**INSTRUCTIONS FOR THE TASK**
Copy the items word for word, beginning with the first line and ending with the line that contains "Ellipse shape [403, 543, 438, 564]", both included.

Layout records:
——————

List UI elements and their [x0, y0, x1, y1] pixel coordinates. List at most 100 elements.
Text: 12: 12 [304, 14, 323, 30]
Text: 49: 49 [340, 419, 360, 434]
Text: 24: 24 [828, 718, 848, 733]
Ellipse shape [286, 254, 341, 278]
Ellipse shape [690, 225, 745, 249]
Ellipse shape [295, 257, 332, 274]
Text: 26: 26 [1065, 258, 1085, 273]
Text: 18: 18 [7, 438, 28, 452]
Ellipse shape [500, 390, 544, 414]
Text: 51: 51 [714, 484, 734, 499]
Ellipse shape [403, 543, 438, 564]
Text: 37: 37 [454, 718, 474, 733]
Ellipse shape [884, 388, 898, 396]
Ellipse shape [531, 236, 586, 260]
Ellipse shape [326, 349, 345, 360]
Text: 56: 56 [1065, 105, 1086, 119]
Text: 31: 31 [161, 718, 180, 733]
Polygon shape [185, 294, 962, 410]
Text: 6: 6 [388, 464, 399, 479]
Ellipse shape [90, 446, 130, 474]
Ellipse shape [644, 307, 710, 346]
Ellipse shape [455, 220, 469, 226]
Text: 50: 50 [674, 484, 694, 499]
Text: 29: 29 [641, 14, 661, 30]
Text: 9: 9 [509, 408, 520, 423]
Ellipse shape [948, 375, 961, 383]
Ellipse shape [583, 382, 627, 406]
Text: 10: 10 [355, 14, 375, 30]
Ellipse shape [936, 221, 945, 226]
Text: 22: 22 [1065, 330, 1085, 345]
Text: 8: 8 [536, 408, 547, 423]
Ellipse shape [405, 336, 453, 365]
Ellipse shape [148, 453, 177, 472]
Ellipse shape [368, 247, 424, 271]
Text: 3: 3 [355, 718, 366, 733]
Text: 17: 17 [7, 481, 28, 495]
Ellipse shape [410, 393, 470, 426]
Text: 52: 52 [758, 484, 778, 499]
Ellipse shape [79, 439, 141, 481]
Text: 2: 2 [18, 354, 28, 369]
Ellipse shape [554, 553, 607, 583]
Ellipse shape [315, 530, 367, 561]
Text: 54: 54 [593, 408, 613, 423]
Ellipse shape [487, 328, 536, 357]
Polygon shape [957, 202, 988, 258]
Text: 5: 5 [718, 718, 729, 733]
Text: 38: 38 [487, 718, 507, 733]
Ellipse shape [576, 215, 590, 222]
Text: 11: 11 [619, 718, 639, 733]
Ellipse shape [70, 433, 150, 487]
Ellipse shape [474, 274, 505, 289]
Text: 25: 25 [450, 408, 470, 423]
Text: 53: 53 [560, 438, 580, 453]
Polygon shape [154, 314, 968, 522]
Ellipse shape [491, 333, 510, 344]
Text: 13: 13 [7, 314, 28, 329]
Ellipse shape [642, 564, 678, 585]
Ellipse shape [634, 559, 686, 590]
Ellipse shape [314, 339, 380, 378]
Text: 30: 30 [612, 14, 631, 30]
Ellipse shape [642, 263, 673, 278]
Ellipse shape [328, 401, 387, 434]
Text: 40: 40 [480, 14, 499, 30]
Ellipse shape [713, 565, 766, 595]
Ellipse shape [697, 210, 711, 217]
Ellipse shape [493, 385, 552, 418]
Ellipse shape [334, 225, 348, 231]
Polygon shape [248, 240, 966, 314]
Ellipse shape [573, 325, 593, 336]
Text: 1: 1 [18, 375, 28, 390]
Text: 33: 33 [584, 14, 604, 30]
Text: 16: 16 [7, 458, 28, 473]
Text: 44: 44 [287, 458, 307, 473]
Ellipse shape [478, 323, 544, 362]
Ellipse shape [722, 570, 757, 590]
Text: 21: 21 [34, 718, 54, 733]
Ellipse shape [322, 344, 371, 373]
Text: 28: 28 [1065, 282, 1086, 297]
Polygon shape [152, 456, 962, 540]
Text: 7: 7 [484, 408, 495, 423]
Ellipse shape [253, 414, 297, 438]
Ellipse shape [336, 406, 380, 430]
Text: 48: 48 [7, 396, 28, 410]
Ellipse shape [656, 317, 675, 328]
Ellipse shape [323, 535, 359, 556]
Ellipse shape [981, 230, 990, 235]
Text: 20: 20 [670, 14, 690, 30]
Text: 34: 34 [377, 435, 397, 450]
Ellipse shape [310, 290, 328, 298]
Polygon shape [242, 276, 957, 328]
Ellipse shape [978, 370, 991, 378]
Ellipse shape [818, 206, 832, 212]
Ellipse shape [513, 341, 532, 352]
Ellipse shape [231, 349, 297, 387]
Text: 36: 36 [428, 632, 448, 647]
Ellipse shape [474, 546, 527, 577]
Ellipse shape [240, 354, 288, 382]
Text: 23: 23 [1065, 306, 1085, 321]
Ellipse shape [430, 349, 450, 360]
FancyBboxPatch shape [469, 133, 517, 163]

——————

**OUTPUT FOR THIS EXERCISE**
List UI elements and their [x0, y0, x1, y1] pixel coordinates. List at most 100 elements.
Text: 12: 12 [304, 14, 323, 30]
Text: 49: 49 [340, 419, 360, 434]
Text: 24: 24 [828, 718, 848, 733]
Ellipse shape [286, 254, 341, 278]
Ellipse shape [690, 225, 745, 249]
Ellipse shape [295, 257, 332, 274]
Text: 26: 26 [1065, 258, 1085, 273]
Text: 18: 18 [7, 438, 28, 452]
Ellipse shape [500, 390, 544, 414]
Text: 51: 51 [714, 484, 734, 499]
Ellipse shape [403, 543, 438, 564]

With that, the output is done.